# What the exercise asks:
Reproduce the rows below verbatim, starting at the very first row and ending at the line with "bar[interactable] (1104, 832, 1142, 854)", both included.
[start of Given data]
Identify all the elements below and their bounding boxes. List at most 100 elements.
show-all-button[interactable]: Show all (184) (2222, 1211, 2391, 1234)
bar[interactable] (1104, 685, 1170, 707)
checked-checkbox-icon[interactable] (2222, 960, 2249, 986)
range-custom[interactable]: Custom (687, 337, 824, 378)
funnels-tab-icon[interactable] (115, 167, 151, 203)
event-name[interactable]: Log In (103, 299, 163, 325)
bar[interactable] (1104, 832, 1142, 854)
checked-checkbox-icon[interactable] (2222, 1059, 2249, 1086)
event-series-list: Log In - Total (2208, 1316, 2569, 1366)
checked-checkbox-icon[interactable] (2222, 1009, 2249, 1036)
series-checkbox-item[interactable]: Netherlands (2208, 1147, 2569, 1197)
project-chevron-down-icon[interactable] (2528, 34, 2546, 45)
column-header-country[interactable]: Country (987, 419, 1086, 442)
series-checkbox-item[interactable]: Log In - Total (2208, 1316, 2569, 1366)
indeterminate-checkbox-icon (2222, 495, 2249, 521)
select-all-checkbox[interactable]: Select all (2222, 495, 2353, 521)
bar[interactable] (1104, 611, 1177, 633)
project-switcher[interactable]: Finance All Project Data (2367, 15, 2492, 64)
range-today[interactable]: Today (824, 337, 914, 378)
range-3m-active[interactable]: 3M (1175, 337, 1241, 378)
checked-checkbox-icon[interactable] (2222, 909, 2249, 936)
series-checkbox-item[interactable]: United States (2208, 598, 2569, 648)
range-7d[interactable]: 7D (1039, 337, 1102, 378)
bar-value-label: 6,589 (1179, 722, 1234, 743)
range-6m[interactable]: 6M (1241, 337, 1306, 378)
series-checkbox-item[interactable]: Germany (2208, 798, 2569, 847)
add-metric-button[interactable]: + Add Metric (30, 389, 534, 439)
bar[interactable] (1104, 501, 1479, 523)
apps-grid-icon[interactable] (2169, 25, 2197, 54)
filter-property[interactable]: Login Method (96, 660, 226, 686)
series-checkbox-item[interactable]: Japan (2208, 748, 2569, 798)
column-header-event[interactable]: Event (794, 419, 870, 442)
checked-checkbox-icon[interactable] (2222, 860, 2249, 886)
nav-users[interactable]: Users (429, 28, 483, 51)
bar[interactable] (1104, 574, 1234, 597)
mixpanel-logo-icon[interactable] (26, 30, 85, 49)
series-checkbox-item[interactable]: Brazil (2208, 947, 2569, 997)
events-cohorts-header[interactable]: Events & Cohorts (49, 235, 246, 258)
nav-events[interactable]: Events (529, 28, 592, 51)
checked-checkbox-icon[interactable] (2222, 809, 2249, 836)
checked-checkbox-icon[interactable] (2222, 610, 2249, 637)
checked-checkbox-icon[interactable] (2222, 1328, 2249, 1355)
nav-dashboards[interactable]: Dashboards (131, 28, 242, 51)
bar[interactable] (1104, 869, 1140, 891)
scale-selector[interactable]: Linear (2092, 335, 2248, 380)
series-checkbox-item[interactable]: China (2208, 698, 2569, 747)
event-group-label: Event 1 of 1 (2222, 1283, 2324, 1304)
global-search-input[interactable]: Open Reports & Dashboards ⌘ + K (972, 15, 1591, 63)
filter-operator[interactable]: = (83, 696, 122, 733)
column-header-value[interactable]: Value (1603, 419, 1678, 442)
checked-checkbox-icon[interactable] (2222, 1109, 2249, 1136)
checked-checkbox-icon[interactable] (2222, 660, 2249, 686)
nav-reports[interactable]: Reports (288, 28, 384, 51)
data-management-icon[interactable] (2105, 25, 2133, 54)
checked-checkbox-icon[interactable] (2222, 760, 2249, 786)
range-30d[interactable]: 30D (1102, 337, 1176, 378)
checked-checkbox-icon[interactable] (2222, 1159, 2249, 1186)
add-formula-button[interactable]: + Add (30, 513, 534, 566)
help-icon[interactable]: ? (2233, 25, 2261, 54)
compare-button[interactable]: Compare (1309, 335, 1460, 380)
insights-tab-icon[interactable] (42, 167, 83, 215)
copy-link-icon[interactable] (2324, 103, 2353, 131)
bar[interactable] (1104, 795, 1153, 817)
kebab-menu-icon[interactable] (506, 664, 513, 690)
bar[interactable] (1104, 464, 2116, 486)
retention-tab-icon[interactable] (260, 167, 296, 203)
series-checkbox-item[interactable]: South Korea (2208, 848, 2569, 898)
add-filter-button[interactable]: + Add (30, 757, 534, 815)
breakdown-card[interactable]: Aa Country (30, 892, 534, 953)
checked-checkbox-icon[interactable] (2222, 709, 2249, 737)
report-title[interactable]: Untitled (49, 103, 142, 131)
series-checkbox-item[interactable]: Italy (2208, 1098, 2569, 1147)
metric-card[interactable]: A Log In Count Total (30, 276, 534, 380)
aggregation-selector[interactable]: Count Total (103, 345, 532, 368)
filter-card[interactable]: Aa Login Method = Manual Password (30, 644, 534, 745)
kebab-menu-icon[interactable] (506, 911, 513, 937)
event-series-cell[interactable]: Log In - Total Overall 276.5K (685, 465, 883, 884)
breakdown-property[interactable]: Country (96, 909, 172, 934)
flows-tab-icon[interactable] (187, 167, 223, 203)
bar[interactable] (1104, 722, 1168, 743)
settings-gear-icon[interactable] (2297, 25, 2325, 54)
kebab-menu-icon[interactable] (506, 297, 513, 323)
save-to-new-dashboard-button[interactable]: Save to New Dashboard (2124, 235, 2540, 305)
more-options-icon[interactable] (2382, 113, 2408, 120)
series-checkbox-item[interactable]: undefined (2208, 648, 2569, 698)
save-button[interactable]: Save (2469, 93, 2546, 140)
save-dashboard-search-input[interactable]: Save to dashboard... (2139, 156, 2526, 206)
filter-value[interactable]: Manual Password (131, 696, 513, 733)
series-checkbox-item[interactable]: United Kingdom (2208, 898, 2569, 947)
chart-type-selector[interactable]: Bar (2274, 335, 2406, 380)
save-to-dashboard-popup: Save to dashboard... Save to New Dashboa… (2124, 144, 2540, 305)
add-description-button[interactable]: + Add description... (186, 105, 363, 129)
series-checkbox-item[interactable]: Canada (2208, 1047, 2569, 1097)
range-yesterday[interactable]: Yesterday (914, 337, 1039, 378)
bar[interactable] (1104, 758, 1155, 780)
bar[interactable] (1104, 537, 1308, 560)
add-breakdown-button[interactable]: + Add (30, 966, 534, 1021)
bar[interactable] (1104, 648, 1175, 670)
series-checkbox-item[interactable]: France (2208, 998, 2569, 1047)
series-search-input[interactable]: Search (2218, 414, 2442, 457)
[end of Given data]
# Worked solution:
Identify all the elements below and their bounding boxes. List at most 100 elements.
show-all-button[interactable]: Show all (184) (2222, 1211, 2391, 1234)
bar[interactable] (1104, 685, 1170, 707)
checked-checkbox-icon[interactable] (2222, 960, 2249, 986)
range-custom[interactable]: Custom (687, 337, 824, 378)
funnels-tab-icon[interactable] (115, 167, 151, 203)
event-name[interactable]: Log In (103, 299, 163, 325)
bar[interactable] (1104, 832, 1142, 854)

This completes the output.